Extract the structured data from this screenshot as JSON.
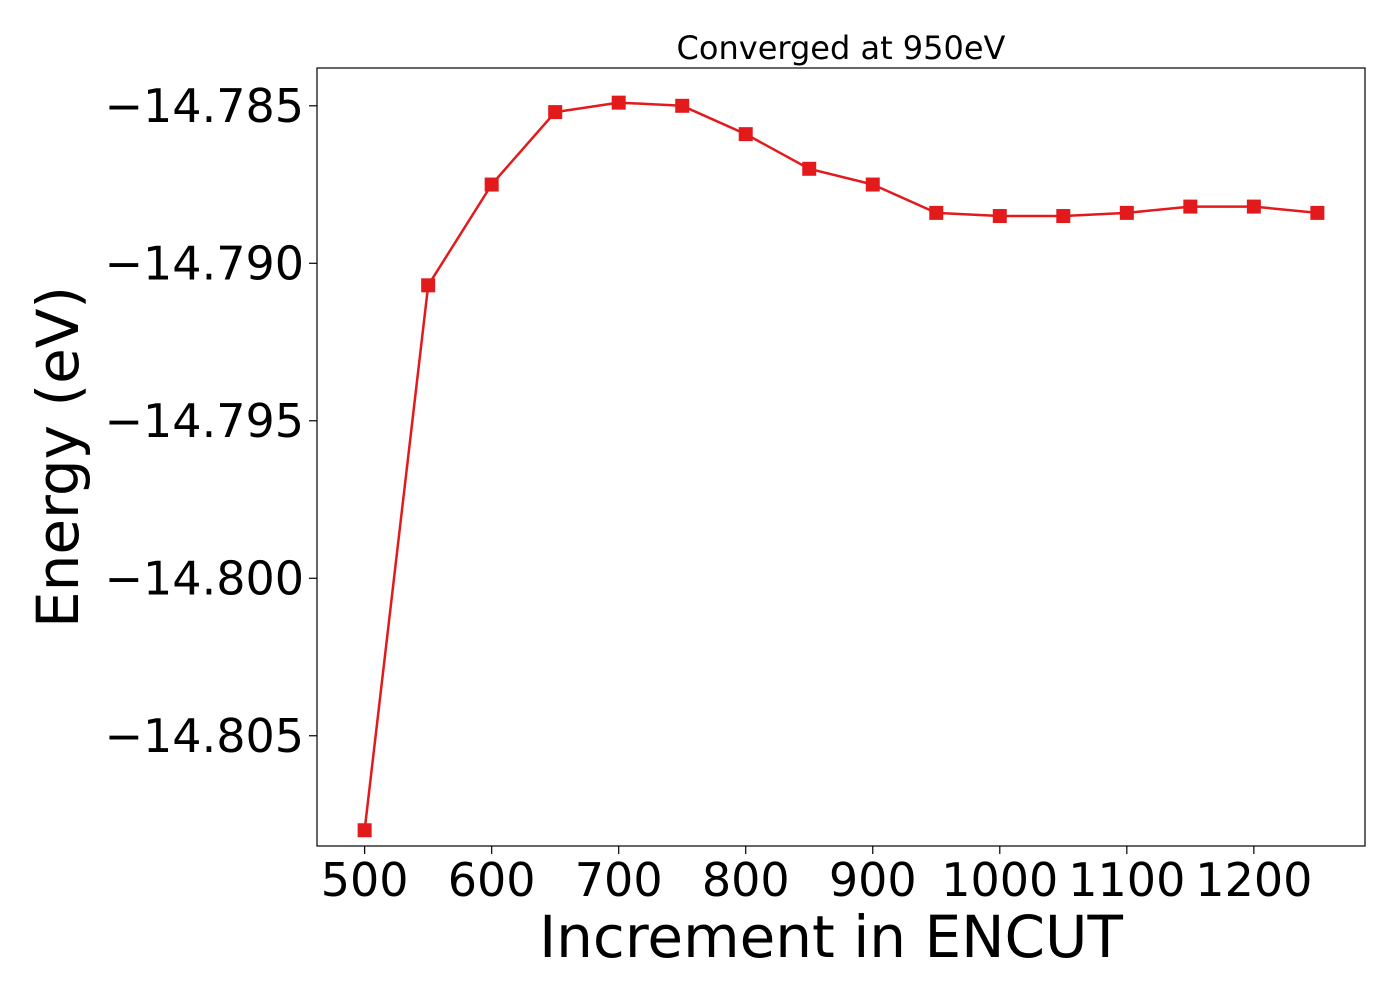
{
  "chart_data": {
    "type": "line",
    "title": "Converged at 950eV",
    "xlabel": "Increment in ENCUT",
    "ylabel": "Energy (eV)",
    "xlim": [
      462.5,
      1287.5
    ],
    "ylim": [
      -14.8085,
      -14.7838
    ],
    "x_ticks": [
      500,
      600,
      700,
      800,
      900,
      1000,
      1100,
      1200
    ],
    "x_tick_labels": [
      "500",
      "600",
      "700",
      "800",
      "900",
      "1000",
      "1100",
      "1200"
    ],
    "y_ticks": [
      -14.785,
      -14.79,
      -14.795,
      -14.8,
      -14.805
    ],
    "y_tick_labels": [
      "−14.785",
      "−14.790",
      "−14.795",
      "−14.800",
      "−14.805"
    ],
    "grid": false,
    "series": [
      {
        "color": "#e31a1c",
        "marker": "square",
        "x": [
          500,
          550,
          600,
          650,
          700,
          750,
          800,
          850,
          900,
          950,
          1000,
          1050,
          1100,
          1150,
          1200,
          1250
        ],
        "y": [
          -14.808,
          -14.7907,
          -14.7875,
          -14.7852,
          -14.7849,
          -14.785,
          -14.7859,
          -14.787,
          -14.7875,
          -14.7884,
          -14.7885,
          -14.7885,
          -14.7884,
          -14.7882,
          -14.7882,
          -14.7884
        ]
      }
    ]
  }
}
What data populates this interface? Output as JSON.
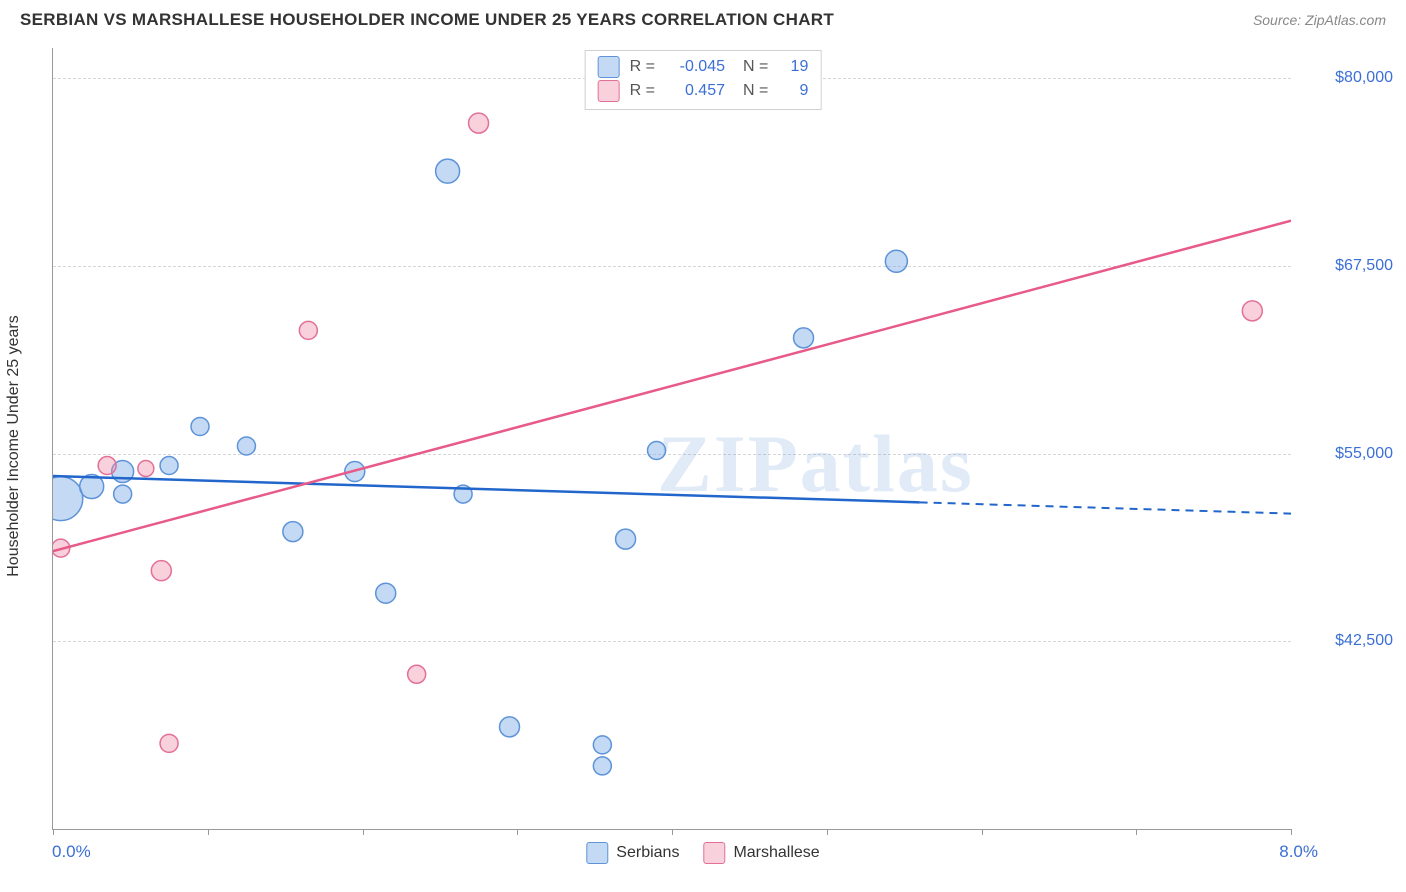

* [Direction] Return every line holding the word "JSON" from the records.

* [The answer]
Extract the structured data from this screenshot as JSON.
What data populates this interface? Output as JSON.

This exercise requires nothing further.